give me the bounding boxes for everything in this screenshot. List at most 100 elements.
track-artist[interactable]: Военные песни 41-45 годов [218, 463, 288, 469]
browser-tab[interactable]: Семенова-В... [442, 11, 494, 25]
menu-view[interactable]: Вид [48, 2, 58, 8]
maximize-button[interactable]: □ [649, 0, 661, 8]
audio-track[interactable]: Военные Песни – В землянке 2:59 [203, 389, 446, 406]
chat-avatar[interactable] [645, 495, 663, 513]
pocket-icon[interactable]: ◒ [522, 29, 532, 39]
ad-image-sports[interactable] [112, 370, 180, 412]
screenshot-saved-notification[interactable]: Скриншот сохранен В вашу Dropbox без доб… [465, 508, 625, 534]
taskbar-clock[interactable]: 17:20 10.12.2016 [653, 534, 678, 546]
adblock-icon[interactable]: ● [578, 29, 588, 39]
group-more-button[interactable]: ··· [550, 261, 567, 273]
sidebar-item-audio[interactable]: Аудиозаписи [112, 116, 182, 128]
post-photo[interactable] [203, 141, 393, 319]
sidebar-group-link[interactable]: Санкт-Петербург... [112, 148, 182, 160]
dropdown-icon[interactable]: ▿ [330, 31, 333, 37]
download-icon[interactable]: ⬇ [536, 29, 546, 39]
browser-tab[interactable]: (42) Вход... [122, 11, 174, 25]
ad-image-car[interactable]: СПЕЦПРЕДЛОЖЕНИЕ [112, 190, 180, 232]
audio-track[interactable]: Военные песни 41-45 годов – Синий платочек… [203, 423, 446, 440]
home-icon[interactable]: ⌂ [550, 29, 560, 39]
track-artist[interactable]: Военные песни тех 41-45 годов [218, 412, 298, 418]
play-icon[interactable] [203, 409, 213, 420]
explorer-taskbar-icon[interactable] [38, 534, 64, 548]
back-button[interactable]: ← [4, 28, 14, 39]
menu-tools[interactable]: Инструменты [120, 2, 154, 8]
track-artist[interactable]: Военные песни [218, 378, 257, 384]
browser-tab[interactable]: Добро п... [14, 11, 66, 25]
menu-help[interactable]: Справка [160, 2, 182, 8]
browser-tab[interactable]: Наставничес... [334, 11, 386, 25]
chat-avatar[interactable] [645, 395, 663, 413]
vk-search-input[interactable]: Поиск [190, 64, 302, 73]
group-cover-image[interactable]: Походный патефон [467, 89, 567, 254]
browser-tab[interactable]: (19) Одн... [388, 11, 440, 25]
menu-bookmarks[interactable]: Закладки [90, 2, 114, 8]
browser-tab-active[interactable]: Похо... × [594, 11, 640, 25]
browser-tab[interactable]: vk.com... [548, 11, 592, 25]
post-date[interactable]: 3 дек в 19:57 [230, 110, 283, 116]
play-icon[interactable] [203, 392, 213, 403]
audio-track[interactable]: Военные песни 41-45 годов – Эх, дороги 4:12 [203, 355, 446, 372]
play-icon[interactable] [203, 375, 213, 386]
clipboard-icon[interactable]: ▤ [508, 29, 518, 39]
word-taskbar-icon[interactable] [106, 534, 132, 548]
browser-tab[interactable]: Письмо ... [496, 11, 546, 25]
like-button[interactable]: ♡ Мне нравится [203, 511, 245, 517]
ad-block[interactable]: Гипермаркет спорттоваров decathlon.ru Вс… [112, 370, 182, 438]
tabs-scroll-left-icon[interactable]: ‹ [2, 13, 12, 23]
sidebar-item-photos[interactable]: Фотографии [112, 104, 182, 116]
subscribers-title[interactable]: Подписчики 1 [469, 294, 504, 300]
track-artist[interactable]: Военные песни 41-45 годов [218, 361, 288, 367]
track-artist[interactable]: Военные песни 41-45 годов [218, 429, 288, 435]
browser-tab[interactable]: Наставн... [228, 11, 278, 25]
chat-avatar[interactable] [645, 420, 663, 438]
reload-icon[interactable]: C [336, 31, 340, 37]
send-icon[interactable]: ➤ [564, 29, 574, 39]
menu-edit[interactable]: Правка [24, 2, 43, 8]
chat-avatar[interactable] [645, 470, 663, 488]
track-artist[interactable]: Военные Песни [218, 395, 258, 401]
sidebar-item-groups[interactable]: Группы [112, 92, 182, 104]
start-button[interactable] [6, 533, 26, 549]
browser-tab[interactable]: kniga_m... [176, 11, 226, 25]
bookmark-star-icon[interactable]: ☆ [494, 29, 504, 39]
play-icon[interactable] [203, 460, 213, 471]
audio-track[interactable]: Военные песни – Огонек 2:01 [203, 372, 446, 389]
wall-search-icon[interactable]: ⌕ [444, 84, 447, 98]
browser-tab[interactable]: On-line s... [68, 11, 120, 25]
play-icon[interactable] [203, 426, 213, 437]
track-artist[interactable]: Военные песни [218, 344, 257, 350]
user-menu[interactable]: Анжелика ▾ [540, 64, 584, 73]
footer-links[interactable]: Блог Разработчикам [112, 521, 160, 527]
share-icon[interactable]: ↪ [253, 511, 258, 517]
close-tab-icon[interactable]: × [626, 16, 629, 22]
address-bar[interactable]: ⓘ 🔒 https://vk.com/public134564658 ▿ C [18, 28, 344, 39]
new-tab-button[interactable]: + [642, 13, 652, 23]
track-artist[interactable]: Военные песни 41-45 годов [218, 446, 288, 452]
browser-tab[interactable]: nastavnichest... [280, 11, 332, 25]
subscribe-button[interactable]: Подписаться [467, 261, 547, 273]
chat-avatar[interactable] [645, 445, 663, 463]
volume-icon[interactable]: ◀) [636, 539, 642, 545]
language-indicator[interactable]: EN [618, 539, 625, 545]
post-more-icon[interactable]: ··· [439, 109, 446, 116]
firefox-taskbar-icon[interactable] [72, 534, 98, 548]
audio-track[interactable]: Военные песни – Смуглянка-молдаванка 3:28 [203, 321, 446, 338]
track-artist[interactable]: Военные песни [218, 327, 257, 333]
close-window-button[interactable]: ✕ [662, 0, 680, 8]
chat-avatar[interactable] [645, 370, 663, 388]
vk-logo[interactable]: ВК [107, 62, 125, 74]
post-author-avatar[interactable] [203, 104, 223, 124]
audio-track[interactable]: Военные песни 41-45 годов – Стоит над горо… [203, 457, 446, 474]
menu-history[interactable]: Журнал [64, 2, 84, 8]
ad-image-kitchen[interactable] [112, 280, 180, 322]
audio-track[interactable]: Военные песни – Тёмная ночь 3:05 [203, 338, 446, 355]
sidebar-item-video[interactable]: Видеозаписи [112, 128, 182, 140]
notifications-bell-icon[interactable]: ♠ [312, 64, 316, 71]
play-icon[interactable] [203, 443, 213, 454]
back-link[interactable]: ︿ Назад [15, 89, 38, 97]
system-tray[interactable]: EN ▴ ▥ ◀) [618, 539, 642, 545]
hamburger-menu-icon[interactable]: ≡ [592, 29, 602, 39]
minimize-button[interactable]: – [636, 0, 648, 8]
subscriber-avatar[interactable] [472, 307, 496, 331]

-*-

[INSTRUCTIONS TO FOLLOW]
Can you retype each of the records above word for word?

[TASK ANSWER]
give me the bounding boxes for everything in this screenshot. List at most 100 elements.
track-artist[interactable]: Военные песни 41-45 годов [218, 463, 288, 469]
browser-tab[interactable]: Семенова-В... [442, 11, 494, 25]
menu-view[interactable]: Вид [48, 2, 58, 8]
maximize-button[interactable]: □ [649, 0, 661, 8]
audio-track[interactable]: Военные Песни – В землянке 2:59 [203, 389, 446, 406]
chat-avatar[interactable] [645, 495, 663, 513]
pocket-icon[interactable]: ◒ [522, 29, 532, 39]
ad-image-sports[interactable] [112, 370, 180, 412]
screenshot-saved-notification[interactable]: Скриншот сохранен В вашу Dropbox без доб… [465, 508, 625, 534]
taskbar-clock[interactable]: 17:20 10.12.2016 [653, 534, 678, 546]
adblock-icon[interactable]: ● [578, 29, 588, 39]
group-more-button[interactable]: ··· [550, 261, 567, 273]
sidebar-item-audio[interactable]: Аудиозаписи [112, 116, 182, 128]
post-photo[interactable] [203, 141, 393, 319]
sidebar-group-link[interactable]: Санкт-Петербург... [112, 148, 182, 160]
dropdown-icon[interactable]: ▿ [330, 31, 333, 37]
download-icon[interactable]: ⬇ [536, 29, 546, 39]
browser-tab[interactable]: (42) Вход... [122, 11, 174, 25]
ad-image-car[interactable]: СПЕЦПРЕДЛОЖЕНИЕ [112, 190, 180, 232]
audio-track[interactable]: Военные песни 41-45 годов – Синий платочек… [203, 423, 446, 440]
home-icon[interactable]: ⌂ [550, 29, 560, 39]
track-artist[interactable]: Военные песни тех 41-45 годов [218, 412, 298, 418]
play-icon[interactable] [203, 409, 213, 420]
explorer-taskbar-icon[interactable] [38, 534, 64, 548]
back-button[interactable]: ← [4, 28, 14, 39]
menu-tools[interactable]: Инструменты [120, 2, 154, 8]
track-artist[interactable]: Военные песни [218, 378, 257, 384]
browser-tab[interactable]: Добро п... [14, 11, 66, 25]
menu-help[interactable]: Справка [160, 2, 182, 8]
browser-tab[interactable]: Наставничес... [334, 11, 386, 25]
chat-avatar[interactable] [645, 395, 663, 413]
vk-search-input[interactable]: Поиск [190, 64, 302, 73]
group-cover-image[interactable]: Походный патефон [467, 89, 567, 254]
browser-tab[interactable]: (19) Одн... [388, 11, 440, 25]
menu-bookmarks[interactable]: Закладки [90, 2, 114, 8]
browser-tab-active[interactable]: Похо... × [594, 11, 640, 25]
browser-tab[interactable]: vk.com... [548, 11, 592, 25]
post-date[interactable]: 3 дек в 19:57 [230, 110, 283, 116]
play-icon[interactable] [203, 392, 213, 403]
audio-track[interactable]: Военные песни 41-45 годов – Эх, дороги 4:12 [203, 355, 446, 372]
play-icon[interactable] [203, 375, 213, 386]
clipboard-icon[interactable]: ▤ [508, 29, 518, 39]
word-taskbar-icon[interactable] [106, 534, 132, 548]
browser-tab[interactable]: Письмо ... [496, 11, 546, 25]
like-button[interactable]: ♡ Мне нравится [203, 511, 245, 517]
ad-block[interactable]: Гипермаркет спорттоваров decathlon.ru Вс… [112, 370, 182, 438]
tabs-scroll-left-icon[interactable]: ‹ [2, 13, 12, 23]
sidebar-item-photos[interactable]: Фотографии [112, 104, 182, 116]
subscribers-title[interactable]: Подписчики 1 [469, 294, 504, 300]
track-artist[interactable]: Военные песни 41-45 годов [218, 361, 288, 367]
track-artist[interactable]: Военные песни 41-45 годов [218, 429, 288, 435]
browser-tab[interactable]: Наставн... [228, 11, 278, 25]
chat-avatar[interactable] [645, 420, 663, 438]
reload-icon[interactable]: C [336, 31, 340, 37]
send-icon[interactable]: ➤ [564, 29, 574, 39]
menu-edit[interactable]: Правка [24, 2, 43, 8]
chat-avatar[interactable] [645, 470, 663, 488]
track-artist[interactable]: Военные Песни [218, 395, 258, 401]
sidebar-item-groups[interactable]: Группы [112, 92, 182, 104]
start-button[interactable] [6, 533, 26, 549]
browser-tab[interactable]: kniga_m... [176, 11, 226, 25]
bookmark-star-icon[interactable]: ☆ [494, 29, 504, 39]
play-icon[interactable] [203, 460, 213, 471]
audio-track[interactable]: Военные песни – Огонек 2:01 [203, 372, 446, 389]
wall-search-icon[interactable]: ⌕ [444, 84, 447, 98]
browser-tab[interactable]: On-line s... [68, 11, 120, 25]
play-icon[interactable] [203, 426, 213, 437]
track-artist[interactable]: Военные песни [218, 344, 257, 350]
user-menu[interactable]: Анжелика ▾ [540, 64, 584, 73]
footer-links[interactable]: Блог Разработчикам [112, 521, 160, 527]
share-icon[interactable]: ↪ [253, 511, 258, 517]
close-tab-icon[interactable]: × [626, 16, 629, 22]
address-bar[interactable]: ⓘ 🔒 https://vk.com/public134564658 ▿ C [18, 28, 344, 39]
new-tab-button[interactable]: + [642, 13, 652, 23]
track-artist[interactable]: Военные песни 41-45 годов [218, 446, 288, 452]
browser-tab[interactable]: nastavnichest... [280, 11, 332, 25]
subscribe-button[interactable]: Подписаться [467, 261, 547, 273]
chat-avatar[interactable] [645, 445, 663, 463]
volume-icon[interactable]: ◀) [636, 539, 642, 545]
language-indicator[interactable]: EN [618, 539, 625, 545]
post-more-icon[interactable]: ··· [439, 109, 446, 116]
firefox-taskbar-icon[interactable] [72, 534, 98, 548]
audio-track[interactable]: Военные песни – Смуглянка-молдаванка 3:28 [203, 321, 446, 338]
track-artist[interactable]: Военные песни [218, 327, 257, 333]
close-window-button[interactable]: ✕ [662, 0, 680, 8]
chat-avatar[interactable] [645, 370, 663, 388]
vk-logo[interactable]: ВК [107, 62, 125, 74]
post-author-avatar[interactable] [203, 104, 223, 124]
audio-track[interactable]: Военные песни 41-45 годов – Стоит над горо… [203, 457, 446, 474]
menu-history[interactable]: Журнал [64, 2, 84, 8]
ad-image-kitchen[interactable] [112, 280, 180, 322]
audio-track[interactable]: Военные песни – Тёмная ночь 3:05 [203, 338, 446, 355]
sidebar-item-video[interactable]: Видеозаписи [112, 128, 182, 140]
notifications-bell-icon[interactable]: ♠ [312, 64, 316, 71]
play-icon[interactable] [203, 443, 213, 454]
back-link[interactable]: ︿ Назад [15, 89, 38, 97]
system-tray[interactable]: EN ▴ ▥ ◀) [618, 539, 642, 545]
hamburger-menu-icon[interactable]: ≡ [592, 29, 602, 39]
minimize-button[interactable]: – [636, 0, 648, 8]
subscriber-avatar[interactable] [472, 307, 496, 331]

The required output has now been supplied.